Below is a listing; write it out exactly and drop any images from it.
— Begin RECORDS PROVIDED —
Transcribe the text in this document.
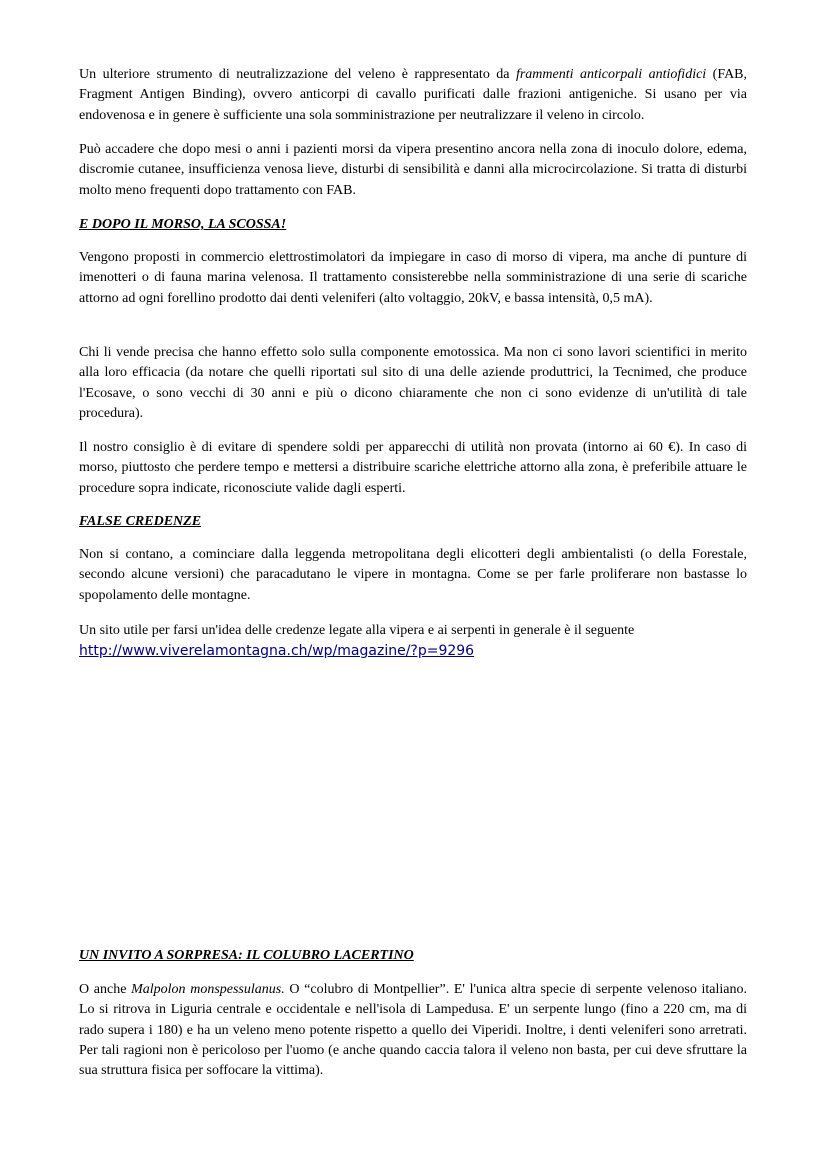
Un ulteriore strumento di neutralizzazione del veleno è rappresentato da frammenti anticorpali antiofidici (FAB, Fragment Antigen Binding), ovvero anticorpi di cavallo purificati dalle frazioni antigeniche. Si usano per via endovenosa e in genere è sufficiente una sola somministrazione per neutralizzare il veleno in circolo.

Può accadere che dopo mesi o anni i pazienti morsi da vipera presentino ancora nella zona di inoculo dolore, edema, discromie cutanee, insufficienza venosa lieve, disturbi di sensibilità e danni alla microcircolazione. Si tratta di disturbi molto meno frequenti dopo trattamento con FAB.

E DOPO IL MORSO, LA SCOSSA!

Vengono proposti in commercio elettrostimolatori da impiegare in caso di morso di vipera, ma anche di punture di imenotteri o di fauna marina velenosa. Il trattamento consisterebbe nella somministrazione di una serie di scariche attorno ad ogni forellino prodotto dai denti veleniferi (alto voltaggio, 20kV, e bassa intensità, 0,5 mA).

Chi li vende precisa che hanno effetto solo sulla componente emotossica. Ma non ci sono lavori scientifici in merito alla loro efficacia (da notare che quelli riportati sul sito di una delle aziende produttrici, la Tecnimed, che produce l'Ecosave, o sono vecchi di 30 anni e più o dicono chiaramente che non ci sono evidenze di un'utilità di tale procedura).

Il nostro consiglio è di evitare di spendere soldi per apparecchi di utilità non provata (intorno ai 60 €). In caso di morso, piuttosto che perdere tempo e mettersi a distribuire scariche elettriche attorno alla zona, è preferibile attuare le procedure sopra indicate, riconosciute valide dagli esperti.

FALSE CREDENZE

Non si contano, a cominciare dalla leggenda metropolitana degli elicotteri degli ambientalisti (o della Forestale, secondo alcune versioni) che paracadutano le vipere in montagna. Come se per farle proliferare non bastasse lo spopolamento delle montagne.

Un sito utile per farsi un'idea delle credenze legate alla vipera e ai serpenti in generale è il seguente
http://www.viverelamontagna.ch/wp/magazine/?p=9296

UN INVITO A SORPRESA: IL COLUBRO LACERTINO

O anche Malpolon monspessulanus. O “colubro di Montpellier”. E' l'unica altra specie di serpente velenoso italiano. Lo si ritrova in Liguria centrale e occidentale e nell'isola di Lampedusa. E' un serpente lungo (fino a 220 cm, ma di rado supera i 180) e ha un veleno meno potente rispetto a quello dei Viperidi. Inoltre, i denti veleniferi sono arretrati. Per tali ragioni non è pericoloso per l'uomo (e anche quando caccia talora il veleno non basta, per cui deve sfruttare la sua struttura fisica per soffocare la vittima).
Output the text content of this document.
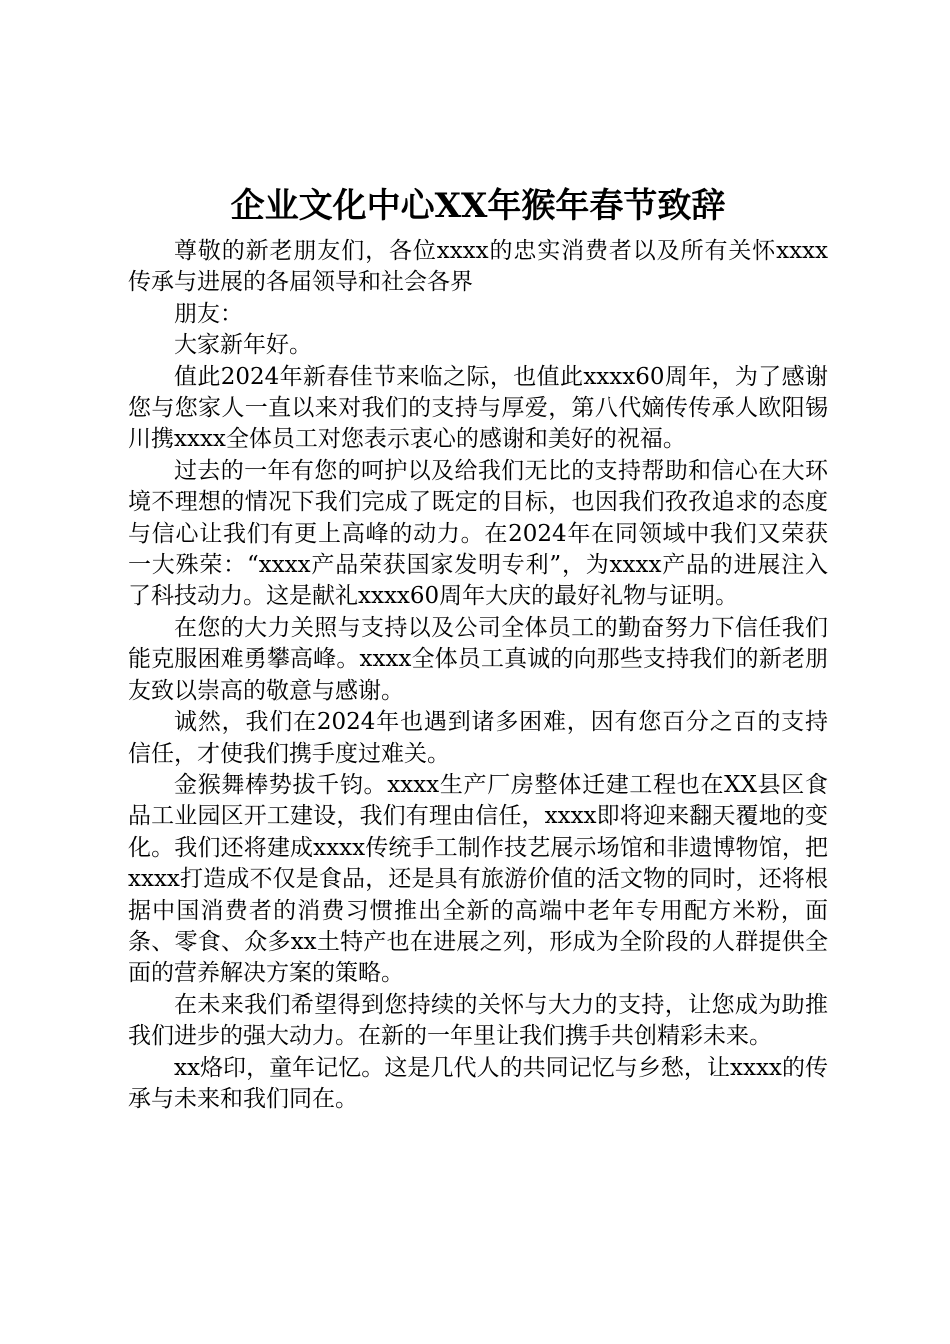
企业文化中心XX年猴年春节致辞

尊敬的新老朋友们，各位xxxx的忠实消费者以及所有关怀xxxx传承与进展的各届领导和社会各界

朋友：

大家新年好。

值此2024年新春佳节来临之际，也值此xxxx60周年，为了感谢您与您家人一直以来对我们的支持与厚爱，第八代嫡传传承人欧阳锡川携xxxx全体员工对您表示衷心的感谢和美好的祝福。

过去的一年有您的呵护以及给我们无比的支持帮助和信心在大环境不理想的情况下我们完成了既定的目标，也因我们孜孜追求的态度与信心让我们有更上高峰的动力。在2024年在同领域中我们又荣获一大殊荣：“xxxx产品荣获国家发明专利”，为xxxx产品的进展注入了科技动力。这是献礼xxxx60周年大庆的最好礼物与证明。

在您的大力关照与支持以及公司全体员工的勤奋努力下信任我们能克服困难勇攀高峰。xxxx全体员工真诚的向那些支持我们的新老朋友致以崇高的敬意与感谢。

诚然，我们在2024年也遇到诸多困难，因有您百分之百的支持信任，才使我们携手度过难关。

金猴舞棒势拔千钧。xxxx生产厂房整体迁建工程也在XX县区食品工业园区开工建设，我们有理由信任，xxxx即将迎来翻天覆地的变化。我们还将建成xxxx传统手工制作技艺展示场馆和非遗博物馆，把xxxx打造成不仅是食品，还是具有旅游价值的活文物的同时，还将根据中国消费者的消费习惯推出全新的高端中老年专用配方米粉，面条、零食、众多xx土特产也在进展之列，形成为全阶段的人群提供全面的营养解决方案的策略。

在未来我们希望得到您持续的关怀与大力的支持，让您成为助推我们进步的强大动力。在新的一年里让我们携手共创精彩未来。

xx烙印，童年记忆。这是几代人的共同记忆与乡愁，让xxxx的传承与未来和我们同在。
— End RECORDS PROVIDED —
→ **OUTPUT FOR THIS EXERCISE**
Transcribe the text in this document.
Un ulteriore strumento di neutralizzazione del veleno è rappresentato da frammenti anticorpali antiofidici (FAB, Fragment Antigen Binding), ovvero anticorpi di cavallo purificati dalle frazioni antigeniche. Si usano per via endovenosa e in genere è sufficiente una sola somministrazione per neutralizzare il veleno in circolo.

Può accadere che dopo mesi o anni i pazienti morsi da vipera presentino ancora nella zona di inoculo dolore, edema, discromie cutanee, insufficienza venosa lieve, disturbi di sensibilità e danni alla microcircolazione. Si tratta di disturbi molto meno frequenti dopo trattamento con FAB.

E DOPO IL MORSO, LA SCOSSA!

Vengono proposti in commercio elettrostimolatori da impiegare in caso di morso di vipera, ma anche di punture di imenotteri o di fauna marina velenosa. Il trattamento consisterebbe nella somministrazione di una serie di scariche attorno ad ogni forellino prodotto dai denti veleniferi (alto voltaggio, 20kV, e bassa intensità, 0,5 mA).

Chi li vende precisa che hanno effetto solo sulla componente emotossica. Ma non ci sono lavori scientifici in merito alla loro efficacia (da notare che quelli riportati sul sito di una delle aziende produttrici, la Tecnimed, che produce l'Ecosave, o sono vecchi di 30 anni e più o dicono chiaramente che non ci sono evidenze di un'utilità di tale procedura).

Il nostro consiglio è di evitare di spendere soldi per apparecchi di utilità non provata (intorno ai 60 €). In caso di morso, piuttosto che perdere tempo e mettersi a distribuire scariche elettriche attorno alla zona, è preferibile attuare le procedure sopra indicate, riconosciute valide dagli esperti.

FALSE CREDENZE

Non si contano, a cominciare dalla leggenda metropolitana degli elicotteri degli ambientalisti (o della Forestale, secondo alcune versioni) che paracadutano le vipere in montagna. Come se per farle proliferare non bastasse lo spopolamento delle montagne.

Un sito utile per farsi un'idea delle credenze legate alla vipera e ai serpenti in generale è il seguente
http://www.viverelamontagna.ch/wp/magazine/?p=9296

UN INVITO A SORPRESA: IL COLUBRO LACERTINO

O anche Malpolon monspessulanus. O “colubro di Montpellier”. E' l'unica altra specie di serpente velenoso italiano. Lo si ritrova in Liguria centrale e occidentale e nell'isola di Lampedusa. E' un serpente lungo (fino a 220 cm, ma di rado supera i 180) e ha un veleno meno potente rispetto a quello dei Viperidi. Inoltre, i denti veleniferi sono arretrati. Per tali ragioni non è pericoloso per l'uomo (e anche quando caccia talora il veleno non basta, per cui deve sfruttare la sua struttura fisica per soffocare la vittima).
Output the text content of this document.
企业文化中心XX年猴年春节致辞

尊敬的新老朋友们，各位xxxx的忠实消费者以及所有关怀xxxx传承与进展的各届领导和社会各界

朋友：

大家新年好。

值此2024年新春佳节来临之际，也值此xxxx60周年，为了感谢您与您家人一直以来对我们的支持与厚爱，第八代嫡传传承人欧阳锡川携xxxx全体员工对您表示衷心的感谢和美好的祝福。

过去的一年有您的呵护以及给我们无比的支持帮助和信心在大环境不理想的情况下我们完成了既定的目标，也因我们孜孜追求的态度与信心让我们有更上高峰的动力。在2024年在同领域中我们又荣获一大殊荣：“xxxx产品荣获国家发明专利”，为xxxx产品的进展注入了科技动力。这是献礼xxxx60周年大庆的最好礼物与证明。

在您的大力关照与支持以及公司全体员工的勤奋努力下信任我们能克服困难勇攀高峰。xxxx全体员工真诚的向那些支持我们的新老朋友致以崇高的敬意与感谢。

诚然，我们在2024年也遇到诸多困难，因有您百分之百的支持信任，才使我们携手度过难关。

金猴舞棒势拔千钧。xxxx生产厂房整体迁建工程也在XX县区食品工业园区开工建设，我们有理由信任，xxxx即将迎来翻天覆地的变化。我们还将建成xxxx传统手工制作技艺展示场馆和非遗博物馆，把xxxx打造成不仅是食品，还是具有旅游价值的活文物的同时，还将根据中国消费者的消费习惯推出全新的高端中老年专用配方米粉，面条、零食、众多xx土特产也在进展之列，形成为全阶段的人群提供全面的营养解决方案的策略。

在未来我们希望得到您持续的关怀与大力的支持，让您成为助推我们进步的强大动力。在新的一年里让我们携手共创精彩未来。

xx烙印，童年记忆。这是几代人的共同记忆与乡愁，让xxxx的传承与未来和我们同在。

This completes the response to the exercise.